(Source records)
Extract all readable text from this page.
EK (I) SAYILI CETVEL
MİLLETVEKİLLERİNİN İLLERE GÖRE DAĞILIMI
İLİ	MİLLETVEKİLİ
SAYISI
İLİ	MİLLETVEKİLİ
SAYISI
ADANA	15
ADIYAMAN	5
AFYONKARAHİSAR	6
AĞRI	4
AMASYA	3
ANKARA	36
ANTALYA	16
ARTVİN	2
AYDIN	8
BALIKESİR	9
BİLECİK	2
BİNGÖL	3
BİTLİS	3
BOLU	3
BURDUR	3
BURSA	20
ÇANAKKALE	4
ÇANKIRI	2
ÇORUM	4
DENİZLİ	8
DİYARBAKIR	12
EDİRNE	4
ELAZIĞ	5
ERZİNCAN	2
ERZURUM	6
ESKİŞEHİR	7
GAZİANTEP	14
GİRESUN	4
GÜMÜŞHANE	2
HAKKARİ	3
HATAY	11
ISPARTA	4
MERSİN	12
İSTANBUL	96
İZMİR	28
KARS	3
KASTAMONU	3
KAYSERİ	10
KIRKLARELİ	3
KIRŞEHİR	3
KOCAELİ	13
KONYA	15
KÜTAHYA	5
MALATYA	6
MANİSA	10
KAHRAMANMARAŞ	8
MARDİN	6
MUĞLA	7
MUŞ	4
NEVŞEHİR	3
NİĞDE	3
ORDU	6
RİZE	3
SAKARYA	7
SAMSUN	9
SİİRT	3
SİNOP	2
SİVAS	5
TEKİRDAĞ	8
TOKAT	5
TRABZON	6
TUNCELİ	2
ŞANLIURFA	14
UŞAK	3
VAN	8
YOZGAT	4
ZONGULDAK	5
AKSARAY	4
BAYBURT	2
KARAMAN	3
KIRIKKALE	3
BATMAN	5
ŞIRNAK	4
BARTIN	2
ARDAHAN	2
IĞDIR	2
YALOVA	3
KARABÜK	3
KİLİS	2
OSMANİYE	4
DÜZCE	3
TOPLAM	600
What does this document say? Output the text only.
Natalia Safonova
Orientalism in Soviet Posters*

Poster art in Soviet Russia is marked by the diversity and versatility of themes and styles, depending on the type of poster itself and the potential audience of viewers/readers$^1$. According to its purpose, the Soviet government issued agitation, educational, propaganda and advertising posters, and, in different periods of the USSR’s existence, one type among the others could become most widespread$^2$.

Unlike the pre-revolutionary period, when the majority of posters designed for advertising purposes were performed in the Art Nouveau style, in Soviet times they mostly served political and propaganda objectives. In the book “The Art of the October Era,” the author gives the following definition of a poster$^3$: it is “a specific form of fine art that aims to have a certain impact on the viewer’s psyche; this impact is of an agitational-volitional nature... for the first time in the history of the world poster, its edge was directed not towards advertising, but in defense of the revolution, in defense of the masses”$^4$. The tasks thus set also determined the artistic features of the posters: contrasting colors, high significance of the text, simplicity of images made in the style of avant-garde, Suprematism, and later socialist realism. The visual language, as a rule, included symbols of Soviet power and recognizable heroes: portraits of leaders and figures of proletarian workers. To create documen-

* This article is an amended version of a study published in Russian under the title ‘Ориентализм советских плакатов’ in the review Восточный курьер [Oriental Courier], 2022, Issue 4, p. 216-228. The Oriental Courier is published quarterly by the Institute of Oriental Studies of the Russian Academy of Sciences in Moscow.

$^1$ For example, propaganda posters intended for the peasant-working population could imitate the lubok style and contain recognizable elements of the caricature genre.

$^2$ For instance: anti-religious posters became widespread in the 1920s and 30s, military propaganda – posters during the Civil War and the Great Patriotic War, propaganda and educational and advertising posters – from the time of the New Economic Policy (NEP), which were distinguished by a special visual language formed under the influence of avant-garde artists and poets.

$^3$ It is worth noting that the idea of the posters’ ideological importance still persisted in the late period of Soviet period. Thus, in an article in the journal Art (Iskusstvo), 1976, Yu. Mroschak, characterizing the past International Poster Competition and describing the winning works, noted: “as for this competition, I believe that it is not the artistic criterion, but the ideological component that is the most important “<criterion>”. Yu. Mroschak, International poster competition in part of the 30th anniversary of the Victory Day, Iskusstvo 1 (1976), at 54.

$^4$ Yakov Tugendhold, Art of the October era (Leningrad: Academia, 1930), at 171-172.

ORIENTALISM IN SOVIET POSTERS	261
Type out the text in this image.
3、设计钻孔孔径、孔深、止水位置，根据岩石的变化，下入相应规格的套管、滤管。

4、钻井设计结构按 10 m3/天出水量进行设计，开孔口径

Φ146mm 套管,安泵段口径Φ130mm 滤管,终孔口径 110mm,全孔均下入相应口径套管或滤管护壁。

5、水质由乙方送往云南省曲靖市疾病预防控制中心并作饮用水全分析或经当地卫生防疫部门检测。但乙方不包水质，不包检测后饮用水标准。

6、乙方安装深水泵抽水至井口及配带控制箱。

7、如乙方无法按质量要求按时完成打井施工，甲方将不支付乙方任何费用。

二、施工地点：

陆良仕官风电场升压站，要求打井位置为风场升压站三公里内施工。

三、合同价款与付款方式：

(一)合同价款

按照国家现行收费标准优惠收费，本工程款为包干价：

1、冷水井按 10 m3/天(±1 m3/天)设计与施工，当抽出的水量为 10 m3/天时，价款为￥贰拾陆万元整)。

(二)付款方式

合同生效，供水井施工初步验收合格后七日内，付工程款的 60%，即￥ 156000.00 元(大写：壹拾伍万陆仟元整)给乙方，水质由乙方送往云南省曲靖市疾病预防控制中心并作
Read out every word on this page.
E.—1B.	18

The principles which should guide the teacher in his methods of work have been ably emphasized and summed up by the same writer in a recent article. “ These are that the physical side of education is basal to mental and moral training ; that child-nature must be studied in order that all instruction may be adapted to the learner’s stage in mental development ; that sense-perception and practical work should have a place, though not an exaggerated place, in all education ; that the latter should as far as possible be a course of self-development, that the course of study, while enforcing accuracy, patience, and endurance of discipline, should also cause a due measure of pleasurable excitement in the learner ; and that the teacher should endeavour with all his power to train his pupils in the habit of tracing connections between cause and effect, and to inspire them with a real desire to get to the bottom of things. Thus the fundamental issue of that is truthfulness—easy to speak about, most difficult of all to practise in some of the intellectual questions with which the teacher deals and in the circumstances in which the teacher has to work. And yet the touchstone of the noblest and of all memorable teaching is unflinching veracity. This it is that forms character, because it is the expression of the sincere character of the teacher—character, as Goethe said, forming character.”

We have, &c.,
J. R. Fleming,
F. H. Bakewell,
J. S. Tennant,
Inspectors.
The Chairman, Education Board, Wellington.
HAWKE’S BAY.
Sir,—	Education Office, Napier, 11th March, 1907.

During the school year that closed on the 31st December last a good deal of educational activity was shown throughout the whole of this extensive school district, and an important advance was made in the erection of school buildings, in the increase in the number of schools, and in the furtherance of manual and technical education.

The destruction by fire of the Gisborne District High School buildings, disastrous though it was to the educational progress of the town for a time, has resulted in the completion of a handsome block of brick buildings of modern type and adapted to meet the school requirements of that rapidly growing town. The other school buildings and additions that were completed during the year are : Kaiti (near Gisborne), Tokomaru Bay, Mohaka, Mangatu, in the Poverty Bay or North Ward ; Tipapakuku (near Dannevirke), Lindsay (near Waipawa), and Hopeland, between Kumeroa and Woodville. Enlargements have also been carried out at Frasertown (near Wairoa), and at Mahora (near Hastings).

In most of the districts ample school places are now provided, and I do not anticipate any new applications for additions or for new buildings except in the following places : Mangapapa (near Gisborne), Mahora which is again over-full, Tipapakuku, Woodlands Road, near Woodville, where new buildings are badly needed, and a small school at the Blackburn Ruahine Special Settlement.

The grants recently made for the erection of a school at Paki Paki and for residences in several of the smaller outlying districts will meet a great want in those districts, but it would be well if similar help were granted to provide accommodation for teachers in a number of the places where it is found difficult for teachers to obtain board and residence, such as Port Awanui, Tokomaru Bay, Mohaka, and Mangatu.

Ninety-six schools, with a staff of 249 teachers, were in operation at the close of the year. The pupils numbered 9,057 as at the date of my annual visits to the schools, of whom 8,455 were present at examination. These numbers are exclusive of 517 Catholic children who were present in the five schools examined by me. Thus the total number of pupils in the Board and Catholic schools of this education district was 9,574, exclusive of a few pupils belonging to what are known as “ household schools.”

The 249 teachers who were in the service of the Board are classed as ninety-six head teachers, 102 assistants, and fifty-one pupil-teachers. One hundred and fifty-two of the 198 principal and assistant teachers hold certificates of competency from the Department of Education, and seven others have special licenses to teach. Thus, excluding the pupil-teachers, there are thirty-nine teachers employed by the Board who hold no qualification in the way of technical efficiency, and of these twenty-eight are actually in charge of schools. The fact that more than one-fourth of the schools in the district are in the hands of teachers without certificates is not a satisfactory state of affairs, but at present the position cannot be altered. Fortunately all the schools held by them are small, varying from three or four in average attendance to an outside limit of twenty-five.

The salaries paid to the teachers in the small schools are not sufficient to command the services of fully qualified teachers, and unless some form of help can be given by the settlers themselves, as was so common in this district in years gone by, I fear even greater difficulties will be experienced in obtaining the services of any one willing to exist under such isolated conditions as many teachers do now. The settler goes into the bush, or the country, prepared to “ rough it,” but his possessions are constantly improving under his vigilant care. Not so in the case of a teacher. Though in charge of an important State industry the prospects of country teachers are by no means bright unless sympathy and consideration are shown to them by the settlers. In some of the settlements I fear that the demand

■ **Objective**:
Gather each line in the data that holds the string "page".

■ **Response to this exercise**:
Extract all readable text from this page.
Read out every word on this page.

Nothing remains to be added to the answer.